▽

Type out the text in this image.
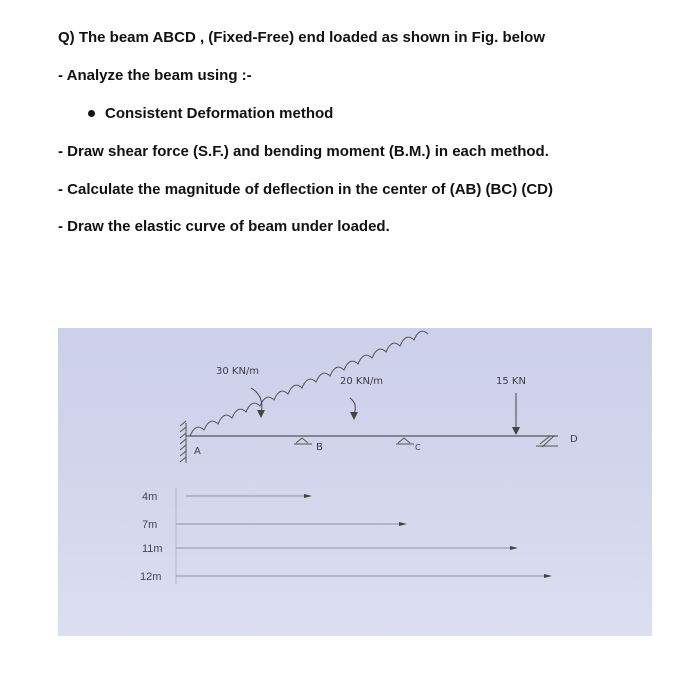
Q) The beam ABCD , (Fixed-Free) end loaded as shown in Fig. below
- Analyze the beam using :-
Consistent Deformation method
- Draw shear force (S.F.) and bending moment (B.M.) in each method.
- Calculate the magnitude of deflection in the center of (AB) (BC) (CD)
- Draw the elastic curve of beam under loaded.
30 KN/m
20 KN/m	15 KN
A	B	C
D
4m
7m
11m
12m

△

Transcribe the records above exactly as they appear, leaving out any pictures.

▶ Answer in full
Type out the text in this image.
Q) The beam ABCD , (Fixed-Free) end loaded as shown in Fig. below
- Analyze the beam using :-
Consistent Deformation method
- Draw shear force (S.F.) and bending moment (B.M.) in each method.
- Calculate the magnitude of deflection in the center of (AB) (BC) (CD)
- Draw the elastic curve of beam under loaded.
30 KN/m
20 KN/m	15 KN
A	B	C
D
4m
7m
11m
12m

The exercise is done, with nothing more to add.